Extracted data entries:
⟨

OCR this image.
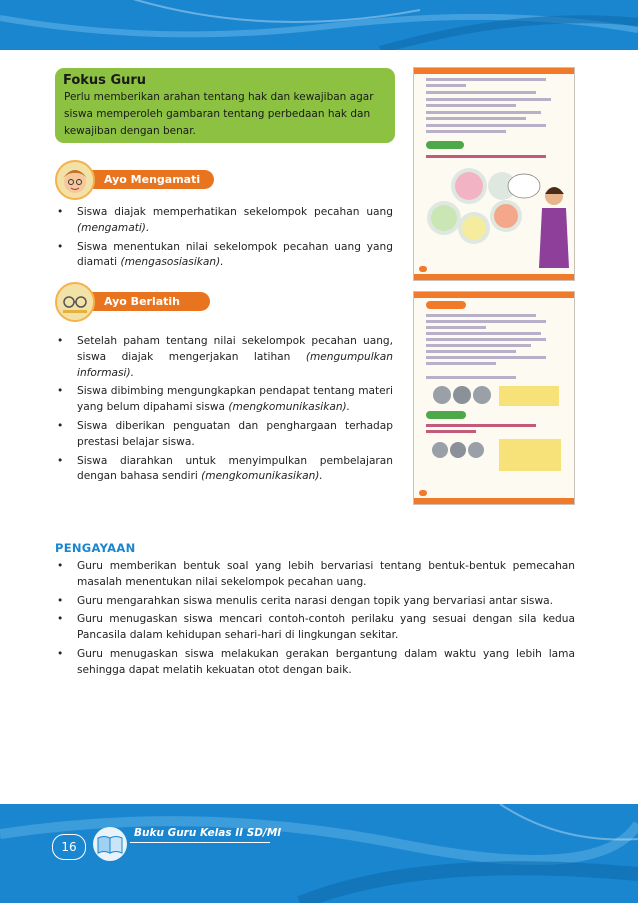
Fokus Guru
Perlu memberikan arahan tentang hak dan kewajiban agar siswa memperoleh gambaran tentang perbedaan hak dan kewajiban dengan benar.
Ayo Mengamati
• Siswa diajak memperhatikan sekelompok pecahan uang (mengamati).
• Siswa menentukan nilai sekelompok pecahan uang yang diamati (mengasosiasikan).
Ayo Berlatih
• Setelah paham tentang nilai sekelompok pecahan uang, siswa diajak mengerjakan latihan (mengumpulkan informasi).
• Siswa dibimbing mengungkapkan pendapat tentang materi yang belum dipahami siswa (mengkomunikasikan).
• Siswa diberikan penguatan dan penghargaan terhadap prestasi belajar siswa.
• Siswa diarahkan untuk menyimpulkan pembelajaran dengan bahasa sendiri (mengkomunikasikan).
PENGAYAAN
• Guru memberikan bentuk soal yang lebih bervariasi tentang bentuk-bentuk pemecahan masalah menentukan nilai sekelompok pecahan uang.
• Guru mengarahkan siswa menulis cerita narasi dengan topik yang bervariasi antar siswa.
• Guru menugaskan siswa mencari contoh-contoh perilaku yang sesuai dengan sila kedua Pancasila dalam kehidupan sehari-hari di lingkungan sekitar.
• Guru menugaskan siswa melakukan gerakan bergantung dalam waktu yang lebih lama sehingga dapat melatih kekuatan otot dengan baik.
16
Buku Guru Kelas II SD/MI
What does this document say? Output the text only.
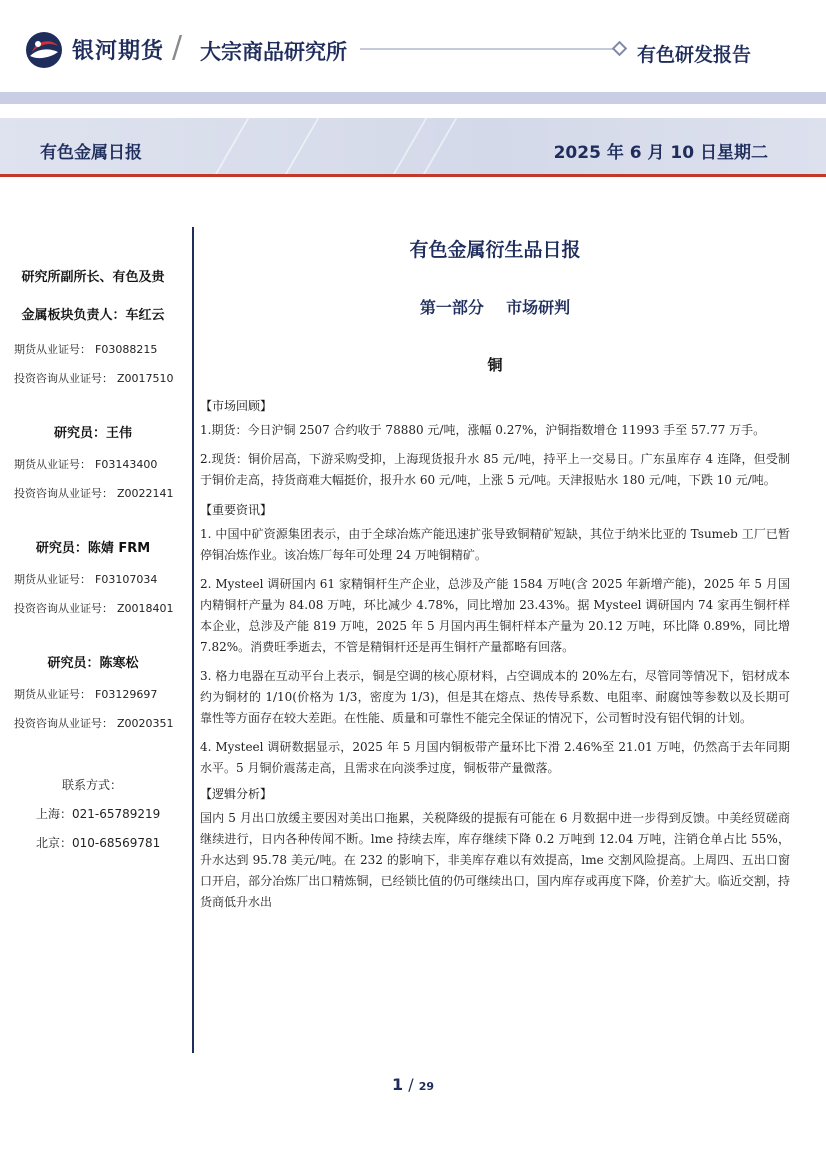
银河期货 / 大宗商品研究所	有色研发报告
有色金属日报	2025 年 6 月 10 日星期二
研究所副所长、有色及贵
金属板块负责人：车红云
期货从业证号： F03088215
投资咨询从业证号： Z0017510
研究员：王伟
期货从业证号： F03143400
投资咨询从业证号： Z0022141
研究员：陈婧 FRM
期货从业证号： F03107034
投资咨询从业证号： Z0018401
研究员：陈寒松
期货从业证号： F03129697
投资咨询从业证号： Z0020351
联系方式：
上海：021-65789219
北京：010-68569781
有色金属衍生品日报
第一部分    市场研判
铜
【市场回顾】
1.期货：今日沪铜 2507 合约收于 78880 元/吨，涨幅 0.27%，沪铜指数增仓 11993 手至 57.77 万手。
2.现货：铜价居高，下游采购受抑，上海现货报升水 85 元/吨，持平上一交易日。广东虽库存 4 连降，但受制于铜价走高，持货商难大幅挺价，报升水 60 元/吨，上涨 5 元/吨。天津报贴水 180 元/吨，下跌 10 元/吨。
【重要资讯】
1. 中国中矿资源集团表示，由于全球冶炼产能迅速扩张导致铜精矿短缺，其位于纳米比亚的 Tsumeb 工厂已暂停铜冶炼作业。该冶炼厂每年可处理 24 万吨铜精矿。
2. Mysteel 调研国内 61 家精铜杆生产企业，总涉及产能 1584 万吨(含 2025 年新增产能)，2025 年 5 月国内精铜杆产量为 84.08 万吨，环比减少 4.78%，同比增加 23.43%。据 Mysteel 调研国内 74 家再生铜杆样本企业，总涉及产能 819 万吨，2025 年 5 月国内再生铜杆样本产量为 20.12 万吨，环比降 0.89%，同比增 7.82%。消费旺季逝去，不管是精铜杆还是再生铜杆产量都略有回落。
3. 格力电器在互动平台上表示，铜是空调的核心原材料，占空调成本的 20%左右，尽管同等情况下，铝材成本约为铜材的 1/10(价格为 1/3，密度为 1/3)，但是其在熔点、热传导系数、电阻率、耐腐蚀等参数以及长期可靠性等方面存在较大差距。在性能、质量和可靠性不能完全保证的情况下，公司暂时没有铝代铜的计划。
4. Mysteel 调研数据显示，2025 年 5 月国内铜板带产量环比下滑 2.46%至 21.01 万吨，仍然高于去年同期水平。5 月铜价震荡走高，且需求在向淡季过度，铜板带产量微落。
【逻辑分析】
国内 5 月出口放缓主要因对美出口拖累，关税降级的提振有可能在 6 月数据中进一步得到反馈。中美经贸磋商继续进行，日内各种传闻不断。lme 持续去库，库存继续下降 0.2 万吨到 12.04 万吨，注销仓单占比 55%，升水达到 95.78 美元/吨。在 232 的影响下，非美库存难以有效提高，lme 交割风险提高。上周四、五出口窗口开启，部分冶炼厂出口精炼铜，已经锁比值的仍可继续出口，国内库存或再度下降，价差扩大。临近交割，持货商低升水出
1 / 29
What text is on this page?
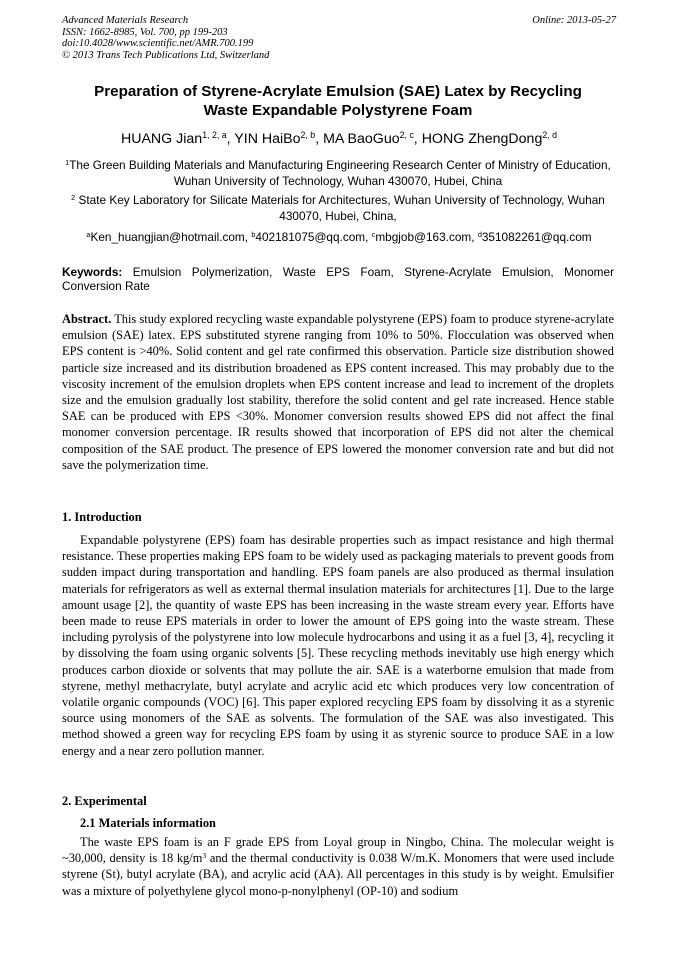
Advanced Materials Research
ISSN: 1662-8985, Vol. 700, pp 199-203
doi:10.4028/www.scientific.net/AMR.700.199
© 2013 Trans Tech Publications Ltd, Switzerland
Online: 2013-05-27
Preparation of Styrene-Acrylate Emulsion (SAE) Latex by Recycling
Waste Expandable Polystyrene Foam
HUANG Jian$^{1, 2, a}$, YIN HaiBo$^{2, b}$, MA BaoGuo$^{2, c}$, HONG ZhengDong$^{2, d}$
$^1$The Green Building Materials and Manufacturing Engineering Research Center of Ministry of Education, Wuhan University of Technology, Wuhan 430070, Hubei, China
$^2$ State Key Laboratory for Silicate Materials for Architectures, Wuhan University of Technology, Wuhan 430070, Hubei, China,
$^a$Ken_huangjian@hotmail.com, $^b$402181075@qq.com, $^c$mbgjob@163.com, $^d$351082261@qq.com
Keywords: Emulsion Polymerization, Waste EPS Foam, Styrene-Acrylate Emulsion, Monomer Conversion Rate
Abstract. This study explored recycling waste expandable polystyrene (EPS) foam to produce styrene-acrylate emulsion (SAE) latex. EPS substituted styrene ranging from 10% to 50%. Flocculation was observed when EPS content is >40%. Solid content and gel rate confirmed this observation. Particle size distribution showed particle size increased and its distribution broadened as EPS content increased. This may probably due to the viscosity increment of the emulsion droplets when EPS content increase and lead to increment of the droplets size and the emulsion gradually lost stability, therefore the solid content and gel rate increased. Hence stable SAE can be produced with EPS <30%. Monomer conversion results showed EPS did not affect the final monomer conversion percentage. IR results showed that incorporation of EPS did not alter the chemical composition of the SAE product. The presence of EPS lowered the monomer conversion rate and but did not save the polymerization time.
1. Introduction
Expandable polystyrene (EPS) foam has desirable properties such as impact resistance and high thermal resistance. These properties making EPS foam to be widely used as packaging materials to prevent goods from sudden impact during transportation and handling. EPS foam panels are also produced as thermal insulation materials for refrigerators as well as external thermal insulation materials for architectures [1]. Due to the large amount usage [2], the quantity of waste EPS has been increasing in the waste stream every year. Efforts have been made to reuse EPS materials in order to lower the amount of EPS going into the waste stream. These including pyrolysis of the polystyrene into low molecule hydrocarbons and using it as a fuel [3, 4], recycling it by dissolving the foam using organic solvents [5]. These recycling methods inevitably use high energy which produces carbon dioxide or solvents that may pollute the air. SAE is a waterborne emulsion that made from styrene, methyl methacrylate, butyl acrylate and acrylic acid etc which produces very low concentration of volatile organic compounds (VOC) [6]. This paper explored recycling EPS foam by dissolving it as a styrenic source using monomers of the SAE as solvents. The formulation of the SAE was also investigated. This method showed a green way for recycling EPS foam by using it as styrenic source to produce SAE in a low energy and a near zero pollution manner.
2. Experimental
2.1 Materials information
The waste EPS foam is an F grade EPS from Loyal group in Ningbo, China. The molecular weight is ~30,000, density is 18 $kg/m^3$ and the thermal conductivity is 0.038 W/m.K. Monomers that were used include styrene (St), butyl acrylate (BA), and acrylic acid (AA). All percentages in this study is by weight. Emulsifier was a mixture of polyethylene glycol mono-p-nonylphenyl (OP-10) and sodium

⟩

Reproduce the records above exactly, leaving out every picture they contain.

__Response to the task__
OCR this image.
Fokus Guru
Perlu memberikan arahan tentang hak dan kewajiban agar siswa memperoleh gambaran tentang perbedaan hak dan kewajiban dengan benar.
Ayo Mengamati
• Siswa diajak memperhatikan sekelompok pecahan uang (mengamati).
• Siswa menentukan nilai sekelompok pecahan uang yang diamati (mengasosiasikan).
Ayo Berlatih
• Setelah paham tentang nilai sekelompok pecahan uang, siswa diajak mengerjakan latihan (mengumpulkan informasi).
• Siswa dibimbing mengungkapkan pendapat tentang materi yang belum dipahami siswa (mengkomunikasikan).
• Siswa diberikan penguatan dan penghargaan terhadap prestasi belajar siswa.
• Siswa diarahkan untuk menyimpulkan pembelajaran dengan bahasa sendiri (mengkomunikasikan).
PENGAYAAN
• Guru memberikan bentuk soal yang lebih bervariasi tentang bentuk-bentuk pemecahan masalah menentukan nilai sekelompok pecahan uang.
• Guru mengarahkan siswa menulis cerita narasi dengan topik yang bervariasi antar siswa.
• Guru menugaskan siswa mencari contoh-contoh perilaku yang sesuai dengan sila kedua Pancasila dalam kehidupan sehari-hari di lingkungan sekitar.
• Guru menugaskan siswa melakukan gerakan bergantung dalam waktu yang lebih lama sehingga dapat melatih kekuatan otot dengan baik.
16
Buku Guru Kelas II SD/MI
What does this document say? Output the text only.
银河期货 / 大宗商品研究所	有色研发报告
有色金属日报	2025 年 6 月 10 日星期二
研究所副所长、有色及贵
金属板块负责人：车红云
期货从业证号： F03088215
投资咨询从业证号： Z0017510
研究员：王伟
期货从业证号： F03143400
投资咨询从业证号： Z0022141
研究员：陈婧 FRM
期货从业证号： F03107034
投资咨询从业证号： Z0018401
研究员：陈寒松
期货从业证号： F03129697
投资咨询从业证号： Z0020351
联系方式：
上海：021-65789219
北京：010-68569781
有色金属衍生品日报
第一部分    市场研判
铜
【市场回顾】
1.期货：今日沪铜 2507 合约收于 78880 元/吨，涨幅 0.27%，沪铜指数增仓 11993 手至 57.77 万手。
2.现货：铜价居高，下游采购受抑，上海现货报升水 85 元/吨，持平上一交易日。广东虽库存 4 连降，但受制于铜价走高，持货商难大幅挺价，报升水 60 元/吨，上涨 5 元/吨。天津报贴水 180 元/吨，下跌 10 元/吨。
【重要资讯】
1. 中国中矿资源集团表示，由于全球冶炼产能迅速扩张导致铜精矿短缺，其位于纳米比亚的 Tsumeb 工厂已暂停铜冶炼作业。该冶炼厂每年可处理 24 万吨铜精矿。
2. Mysteel 调研国内 61 家精铜杆生产企业，总涉及产能 1584 万吨(含 2025 年新增产能)，2025 年 5 月国内精铜杆产量为 84.08 万吨，环比减少 4.78%，同比增加 23.43%。据 Mysteel 调研国内 74 家再生铜杆样本企业，总涉及产能 819 万吨，2025 年 5 月国内再生铜杆样本产量为 20.12 万吨，环比降 0.89%，同比增 7.82%。消费旺季逝去，不管是精铜杆还是再生铜杆产量都略有回落。
3. 格力电器在互动平台上表示，铜是空调的核心原材料，占空调成本的 20%左右，尽管同等情况下，铝材成本约为铜材的 1/10(价格为 1/3，密度为 1/3)，但是其在熔点、热传导系数、电阻率、耐腐蚀等参数以及长期可靠性等方面存在较大差距。在性能、质量和可靠性不能完全保证的情况下，公司暂时没有铝代铜的计划。
4. Mysteel 调研数据显示，2025 年 5 月国内铜板带产量环比下滑 2.46%至 21.01 万吨，仍然高于去年同期水平。5 月铜价震荡走高，且需求在向淡季过度，铜板带产量微落。
【逻辑分析】
国内 5 月出口放缓主要因对美出口拖累，关税降级的提振有可能在 6 月数据中进一步得到反馈。中美经贸磋商继续进行，日内各种传闻不断。lme 持续去库，库存继续下降 0.2 万吨到 12.04 万吨，注销仓单占比 55%，升水达到 95.78 美元/吨。在 232 的影响下，非美库存难以有效提高，lme 交割风险提高。上周四、五出口窗口开启，部分冶炼厂出口精炼铜，已经锁比值的仍可继续出口，国内库存或再度下降，价差扩大。临近交割，持货商低升水出
1 / 29
What text is on this page?
Advanced Materials Research
ISSN: 1662-8985, Vol. 700, pp 199-203
doi:10.4028/www.scientific.net/AMR.700.199
© 2013 Trans Tech Publications Ltd, Switzerland
Online: 2013-05-27
Preparation of Styrene-Acrylate Emulsion (SAE) Latex by Recycling
Waste Expandable Polystyrene Foam
HUANG Jian$^{1, 2, a}$, YIN HaiBo$^{2, b}$, MA BaoGuo$^{2, c}$, HONG ZhengDong$^{2, d}$
$^1$The Green Building Materials and Manufacturing Engineering Research Center of Ministry of Education, Wuhan University of Technology, Wuhan 430070, Hubei, China
$^2$ State Key Laboratory for Silicate Materials for Architectures, Wuhan University of Technology, Wuhan 430070, Hubei, China,
$^a$Ken_huangjian@hotmail.com, $^b$402181075@qq.com, $^c$mbgjob@163.com, $^d$351082261@qq.com
Keywords: Emulsion Polymerization, Waste EPS Foam, Styrene-Acrylate Emulsion, Monomer Conversion Rate
Abstract. This study explored recycling waste expandable polystyrene (EPS) foam to produce styrene-acrylate emulsion (SAE) latex. EPS substituted styrene ranging from 10% to 50%. Flocculation was observed when EPS content is >40%. Solid content and gel rate confirmed this observation. Particle size distribution showed particle size increased and its distribution broadened as EPS content increased. This may probably due to the viscosity increment of the emulsion droplets when EPS content increase and lead to increment of the droplets size and the emulsion gradually lost stability, therefore the solid content and gel rate increased. Hence stable SAE can be produced with EPS <30%. Monomer conversion results showed EPS did not affect the final monomer conversion percentage. IR results showed that incorporation of EPS did not alter the chemical composition of the SAE product. The presence of EPS lowered the monomer conversion rate and but did not save the polymerization time.
1. Introduction
Expandable polystyrene (EPS) foam has desirable properties such as impact resistance and high thermal resistance. These properties making EPS foam to be widely used as packaging materials to prevent goods from sudden impact during transportation and handling. EPS foam panels are also produced as thermal insulation materials for refrigerators as well as external thermal insulation materials for architectures [1]. Due to the large amount usage [2], the quantity of waste EPS has been increasing in the waste stream every year. Efforts have been made to reuse EPS materials in order to lower the amount of EPS going into the waste stream. These including pyrolysis of the polystyrene into low molecule hydrocarbons and using it as a fuel [3, 4], recycling it by dissolving the foam using organic solvents [5]. These recycling methods inevitably use high energy which produces carbon dioxide or solvents that may pollute the air. SAE is a waterborne emulsion that made from styrene, methyl methacrylate, butyl acrylate and acrylic acid etc which produces very low concentration of volatile organic compounds (VOC) [6]. This paper explored recycling EPS foam by dissolving it as a styrenic source using monomers of the SAE as solvents. The formulation of the SAE was also investigated. This method showed a green way for recycling EPS foam by using it as styrenic source to produce SAE in a low energy and a near zero pollution manner.
2. Experimental
2.1 Materials information
The waste EPS foam is an F grade EPS from Loyal group in Ningbo, China. The molecular weight is ~30,000, density is 18 $kg/m^3$ and the thermal conductivity is 0.038 W/m.K. Monomers that were used include styrene (St), butyl acrylate (BA), and acrylic acid (AA). All percentages in this study is by weight. Emulsifier was a mixture of polyethylene glycol mono-p-nonylphenyl (OP-10) and sodium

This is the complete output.